§ TASK REQUIREMENTS:
Copy every line from the material below that holds "arrow".

§ PROVIDED DATA:
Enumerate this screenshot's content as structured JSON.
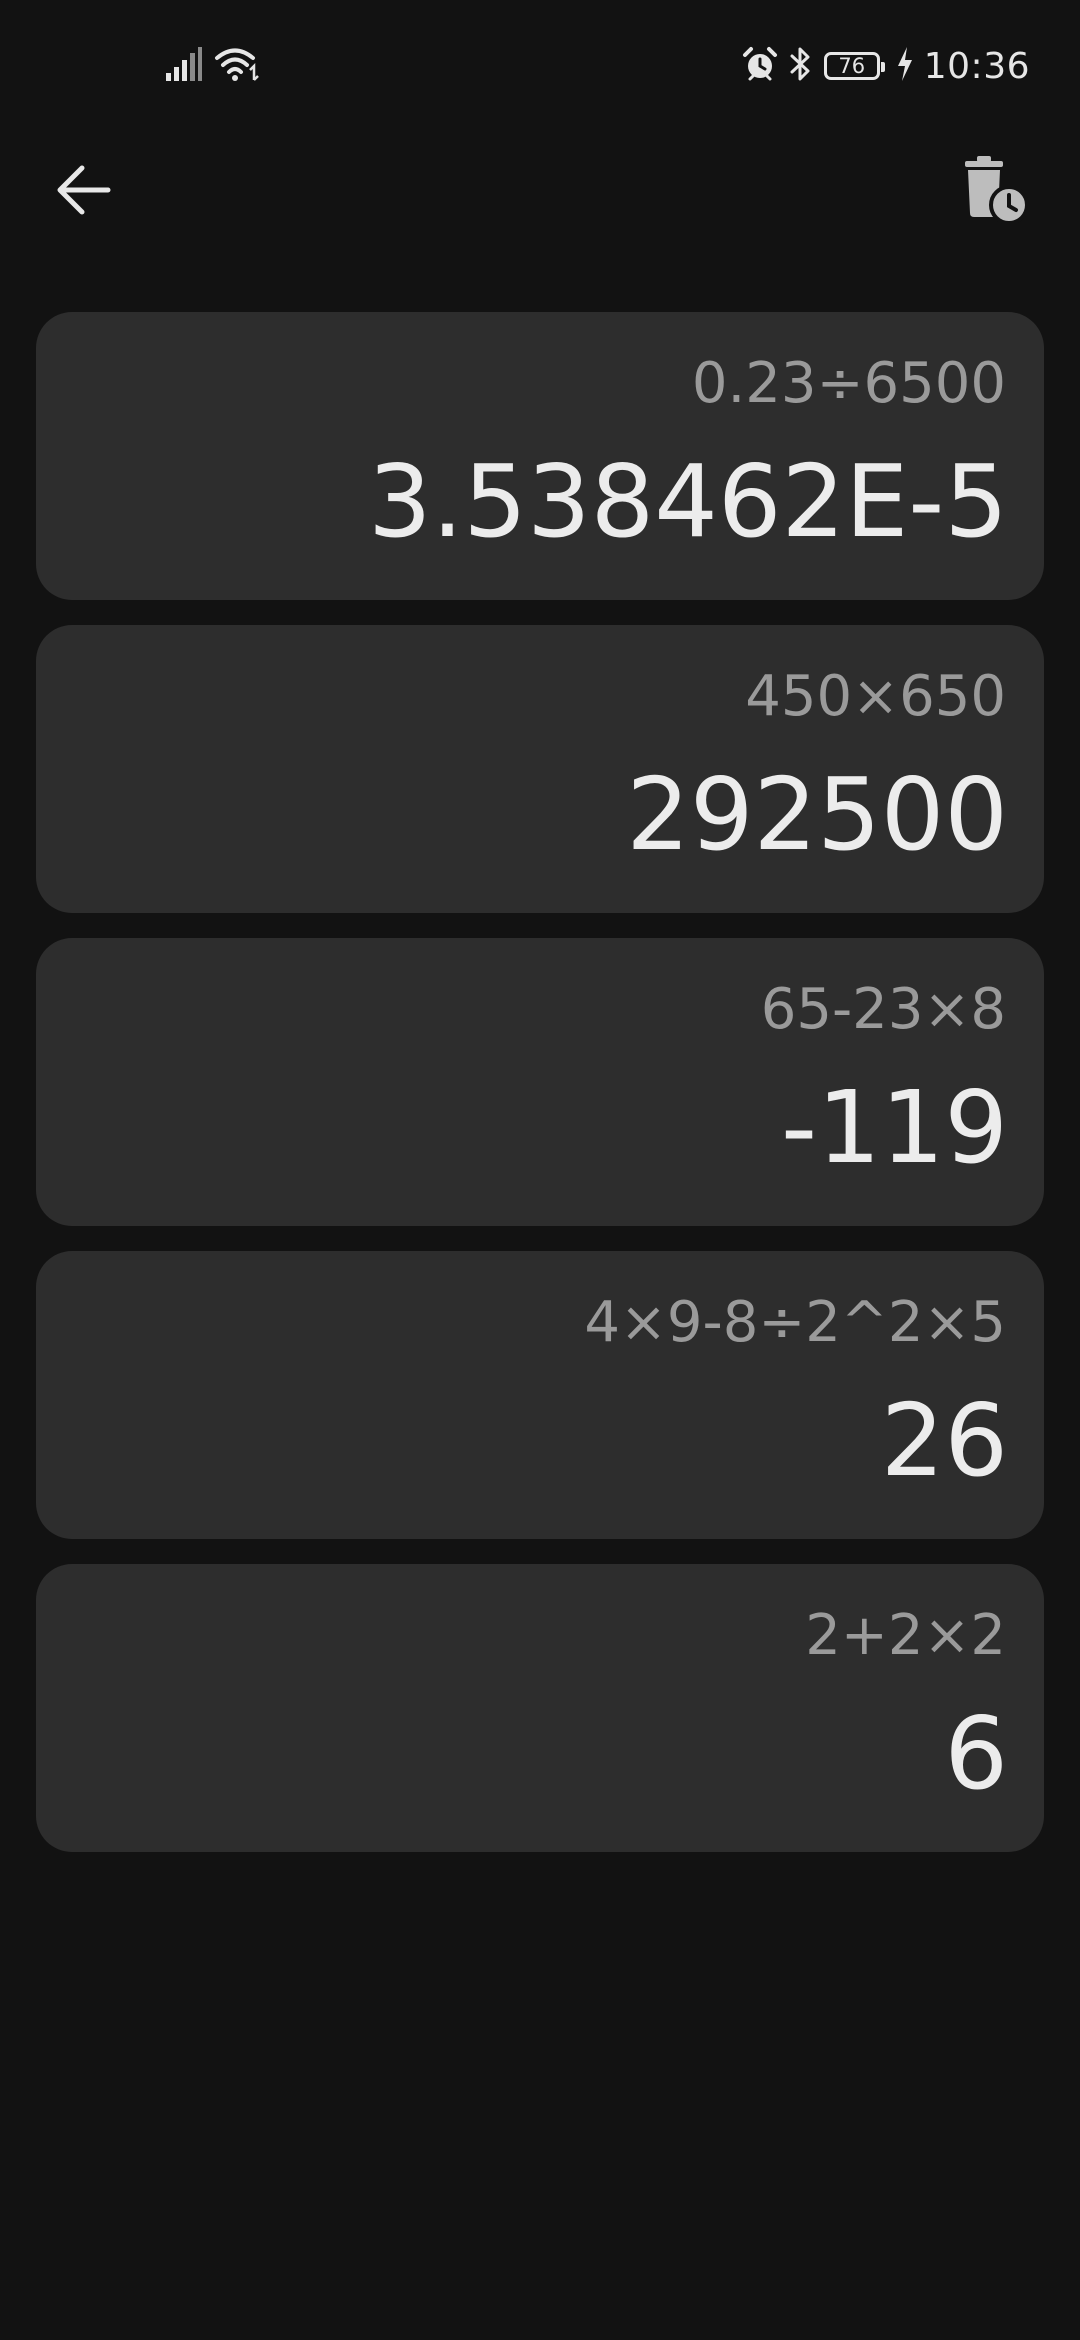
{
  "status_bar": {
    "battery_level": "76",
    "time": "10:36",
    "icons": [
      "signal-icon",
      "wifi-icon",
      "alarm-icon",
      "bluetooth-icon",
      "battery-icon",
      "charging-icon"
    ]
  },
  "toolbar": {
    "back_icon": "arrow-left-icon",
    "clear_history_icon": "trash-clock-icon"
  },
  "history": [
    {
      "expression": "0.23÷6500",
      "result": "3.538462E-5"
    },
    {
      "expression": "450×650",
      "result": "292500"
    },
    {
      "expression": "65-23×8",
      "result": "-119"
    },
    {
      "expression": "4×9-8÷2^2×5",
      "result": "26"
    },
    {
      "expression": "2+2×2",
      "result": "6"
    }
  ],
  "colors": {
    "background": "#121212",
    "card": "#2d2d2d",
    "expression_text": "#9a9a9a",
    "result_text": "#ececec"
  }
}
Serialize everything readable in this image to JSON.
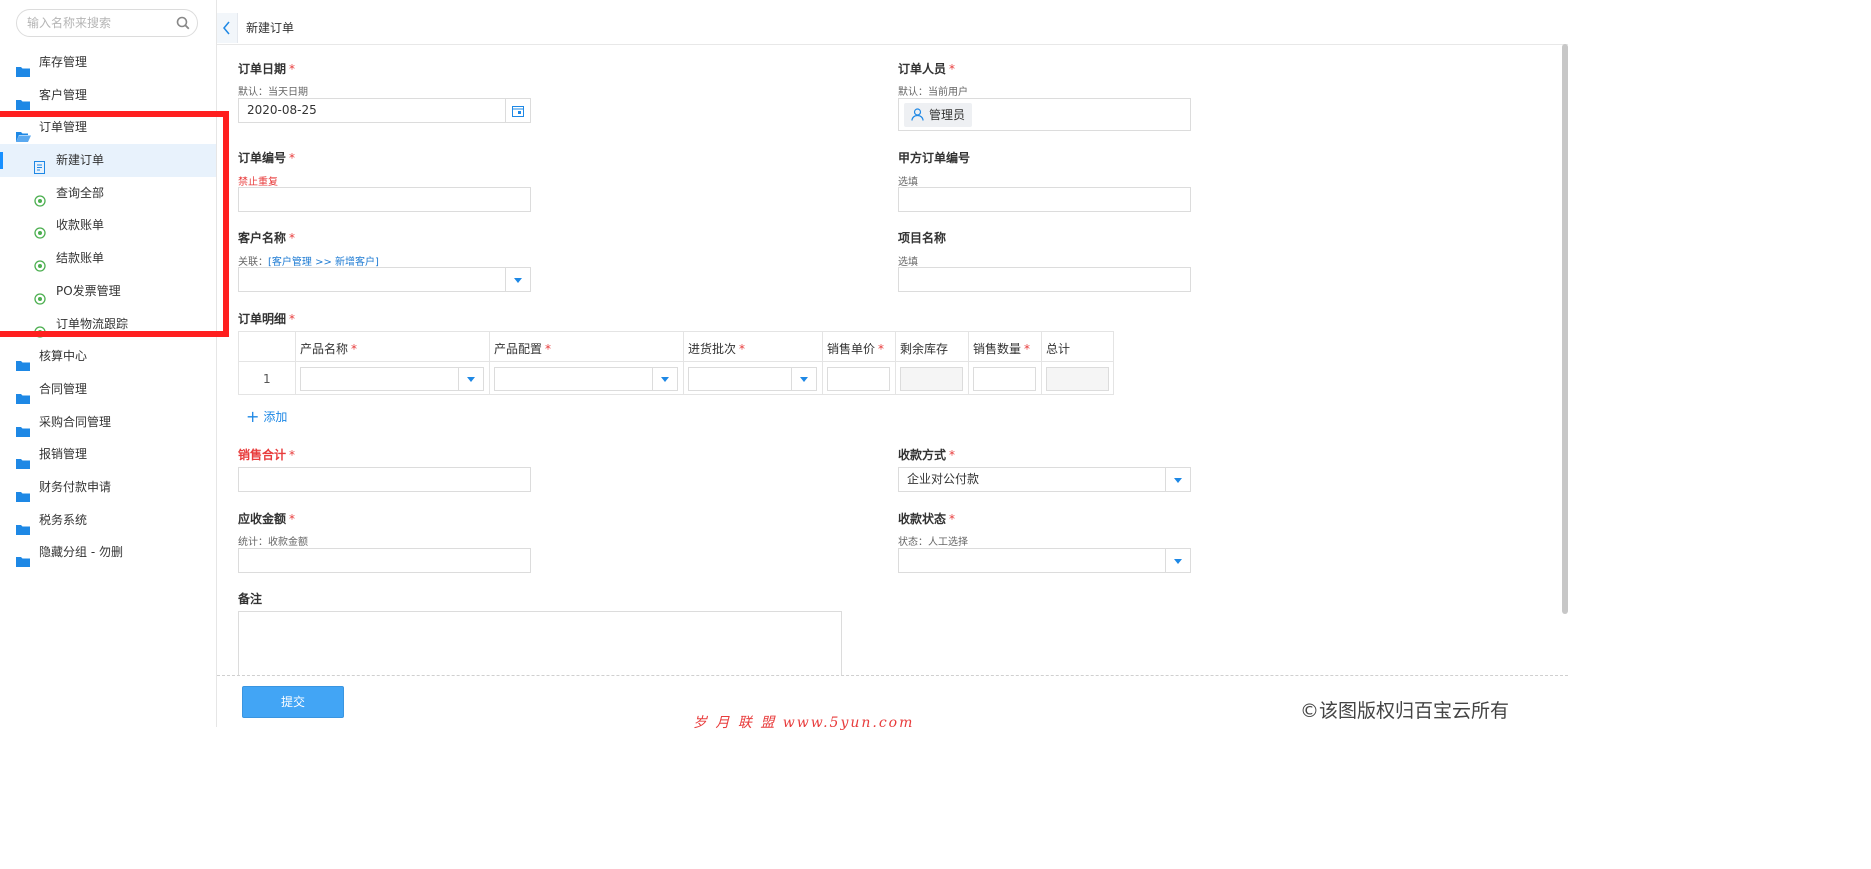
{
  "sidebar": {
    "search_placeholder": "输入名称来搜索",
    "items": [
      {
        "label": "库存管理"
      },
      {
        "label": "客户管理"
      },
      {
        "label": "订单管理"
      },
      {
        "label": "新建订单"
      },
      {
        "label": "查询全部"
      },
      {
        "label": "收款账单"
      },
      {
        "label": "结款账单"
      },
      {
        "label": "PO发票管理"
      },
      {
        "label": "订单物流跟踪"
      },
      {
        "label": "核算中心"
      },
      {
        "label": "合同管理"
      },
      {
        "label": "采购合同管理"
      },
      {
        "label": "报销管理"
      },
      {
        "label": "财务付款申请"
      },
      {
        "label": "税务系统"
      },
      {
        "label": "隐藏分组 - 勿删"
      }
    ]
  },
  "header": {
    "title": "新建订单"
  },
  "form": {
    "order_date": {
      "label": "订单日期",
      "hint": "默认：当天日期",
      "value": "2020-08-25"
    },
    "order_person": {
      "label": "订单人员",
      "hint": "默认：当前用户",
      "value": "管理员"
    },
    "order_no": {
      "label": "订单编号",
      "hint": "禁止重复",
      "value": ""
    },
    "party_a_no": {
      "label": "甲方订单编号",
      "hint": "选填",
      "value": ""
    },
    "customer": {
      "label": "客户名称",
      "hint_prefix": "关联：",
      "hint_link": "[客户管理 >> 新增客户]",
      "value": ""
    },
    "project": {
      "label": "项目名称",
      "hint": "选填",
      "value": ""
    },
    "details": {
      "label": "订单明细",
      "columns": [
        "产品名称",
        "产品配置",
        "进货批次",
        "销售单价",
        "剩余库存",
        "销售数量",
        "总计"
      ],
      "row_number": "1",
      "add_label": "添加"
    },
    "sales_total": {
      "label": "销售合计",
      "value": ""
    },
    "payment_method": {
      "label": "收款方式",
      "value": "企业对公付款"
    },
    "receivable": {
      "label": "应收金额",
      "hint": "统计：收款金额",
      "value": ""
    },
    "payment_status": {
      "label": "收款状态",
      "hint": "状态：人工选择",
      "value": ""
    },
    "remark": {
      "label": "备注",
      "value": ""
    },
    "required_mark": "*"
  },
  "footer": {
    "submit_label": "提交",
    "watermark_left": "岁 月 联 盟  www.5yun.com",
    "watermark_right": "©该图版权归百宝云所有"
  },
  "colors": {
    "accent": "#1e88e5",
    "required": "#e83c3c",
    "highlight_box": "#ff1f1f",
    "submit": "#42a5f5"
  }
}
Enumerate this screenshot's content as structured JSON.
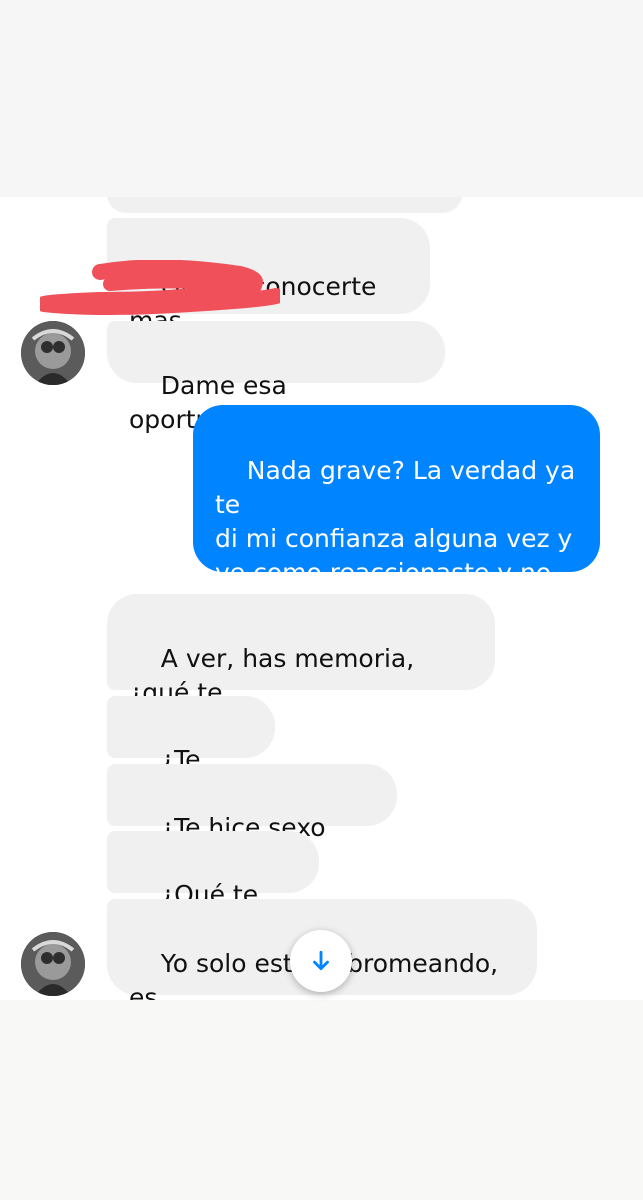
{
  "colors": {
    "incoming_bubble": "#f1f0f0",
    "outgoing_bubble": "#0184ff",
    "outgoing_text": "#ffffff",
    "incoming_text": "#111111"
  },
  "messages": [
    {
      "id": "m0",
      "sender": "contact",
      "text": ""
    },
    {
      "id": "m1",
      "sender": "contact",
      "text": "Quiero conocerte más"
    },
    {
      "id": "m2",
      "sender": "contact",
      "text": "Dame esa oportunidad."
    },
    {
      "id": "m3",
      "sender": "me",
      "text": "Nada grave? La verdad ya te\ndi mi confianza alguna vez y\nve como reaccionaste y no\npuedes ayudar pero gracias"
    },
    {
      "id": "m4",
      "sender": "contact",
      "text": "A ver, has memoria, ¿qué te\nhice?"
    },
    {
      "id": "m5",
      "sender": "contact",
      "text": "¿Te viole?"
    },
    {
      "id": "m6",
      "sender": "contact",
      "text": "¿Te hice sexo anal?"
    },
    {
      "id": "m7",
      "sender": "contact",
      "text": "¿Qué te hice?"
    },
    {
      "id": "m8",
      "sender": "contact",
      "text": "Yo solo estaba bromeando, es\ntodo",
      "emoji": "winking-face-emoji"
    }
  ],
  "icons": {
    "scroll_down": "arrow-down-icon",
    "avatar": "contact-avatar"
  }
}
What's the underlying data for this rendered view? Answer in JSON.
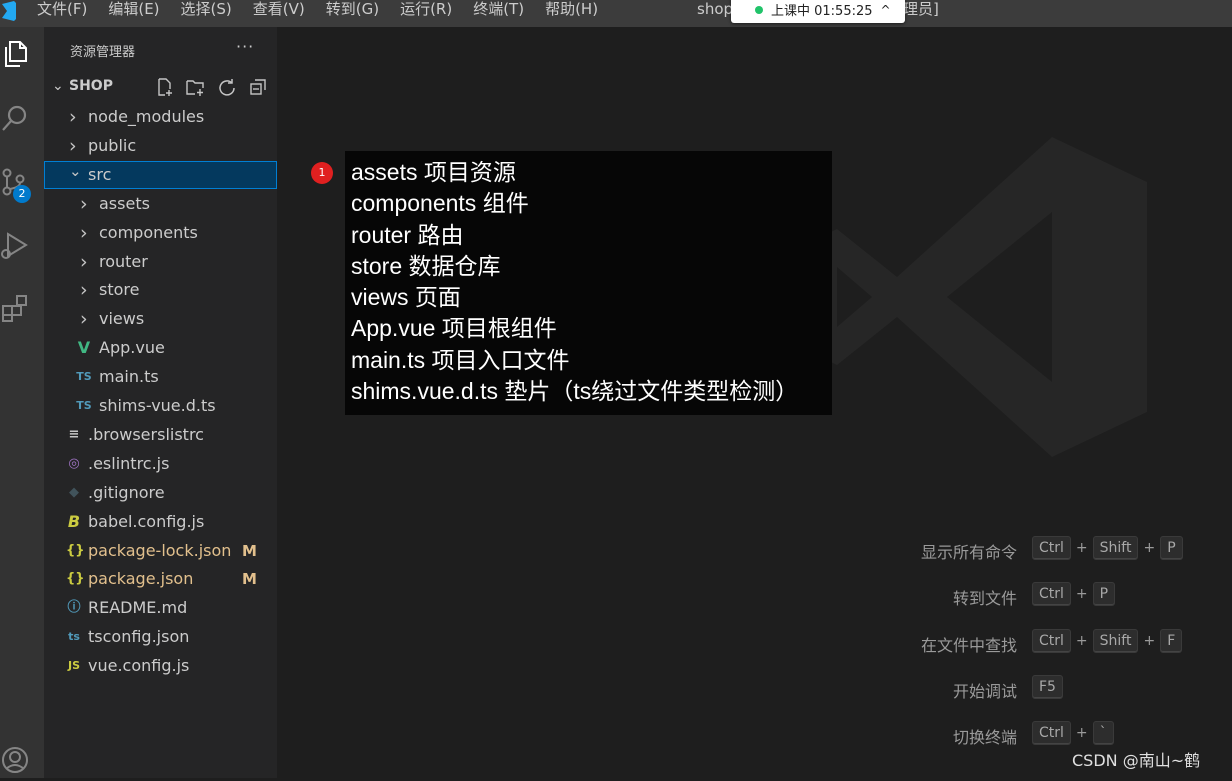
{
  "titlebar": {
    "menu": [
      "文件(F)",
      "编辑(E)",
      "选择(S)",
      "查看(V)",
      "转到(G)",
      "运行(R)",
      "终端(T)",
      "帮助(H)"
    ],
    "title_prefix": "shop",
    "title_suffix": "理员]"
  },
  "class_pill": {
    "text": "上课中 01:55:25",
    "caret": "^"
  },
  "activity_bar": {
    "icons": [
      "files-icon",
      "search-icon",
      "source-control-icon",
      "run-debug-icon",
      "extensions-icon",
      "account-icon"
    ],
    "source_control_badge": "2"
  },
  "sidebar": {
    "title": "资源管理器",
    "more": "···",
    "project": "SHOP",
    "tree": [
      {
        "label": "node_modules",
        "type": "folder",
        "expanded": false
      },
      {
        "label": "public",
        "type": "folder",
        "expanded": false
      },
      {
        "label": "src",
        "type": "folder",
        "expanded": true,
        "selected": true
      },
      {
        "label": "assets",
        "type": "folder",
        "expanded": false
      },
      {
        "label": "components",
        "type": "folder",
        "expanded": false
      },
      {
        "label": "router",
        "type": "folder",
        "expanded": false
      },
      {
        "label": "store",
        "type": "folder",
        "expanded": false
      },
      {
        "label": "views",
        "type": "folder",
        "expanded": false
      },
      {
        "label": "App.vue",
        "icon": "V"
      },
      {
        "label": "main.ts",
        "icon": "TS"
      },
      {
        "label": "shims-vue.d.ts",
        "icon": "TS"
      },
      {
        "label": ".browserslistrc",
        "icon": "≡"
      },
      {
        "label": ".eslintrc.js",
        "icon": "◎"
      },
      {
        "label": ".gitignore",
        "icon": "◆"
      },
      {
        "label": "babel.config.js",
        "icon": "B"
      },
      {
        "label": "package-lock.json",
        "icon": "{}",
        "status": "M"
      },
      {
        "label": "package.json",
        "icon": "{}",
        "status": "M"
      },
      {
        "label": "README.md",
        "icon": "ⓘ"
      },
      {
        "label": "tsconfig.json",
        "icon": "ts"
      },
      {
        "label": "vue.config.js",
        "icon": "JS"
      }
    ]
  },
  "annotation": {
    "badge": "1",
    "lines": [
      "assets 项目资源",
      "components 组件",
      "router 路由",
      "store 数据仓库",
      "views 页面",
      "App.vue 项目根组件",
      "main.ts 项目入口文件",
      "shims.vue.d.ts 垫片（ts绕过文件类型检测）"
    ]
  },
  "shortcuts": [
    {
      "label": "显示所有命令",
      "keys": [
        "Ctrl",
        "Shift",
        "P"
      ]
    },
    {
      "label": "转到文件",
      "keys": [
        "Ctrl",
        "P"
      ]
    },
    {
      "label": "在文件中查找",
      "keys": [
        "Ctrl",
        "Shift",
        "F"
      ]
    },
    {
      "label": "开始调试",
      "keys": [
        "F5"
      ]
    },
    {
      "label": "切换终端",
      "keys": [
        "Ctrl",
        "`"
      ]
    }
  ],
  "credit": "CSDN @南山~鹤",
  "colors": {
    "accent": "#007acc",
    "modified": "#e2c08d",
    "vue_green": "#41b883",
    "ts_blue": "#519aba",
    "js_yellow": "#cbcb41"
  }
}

§ FULL RESPONSE:
    "back_icon": "arrow-left-icon",
    "scroll_down": "arrow-down-icon",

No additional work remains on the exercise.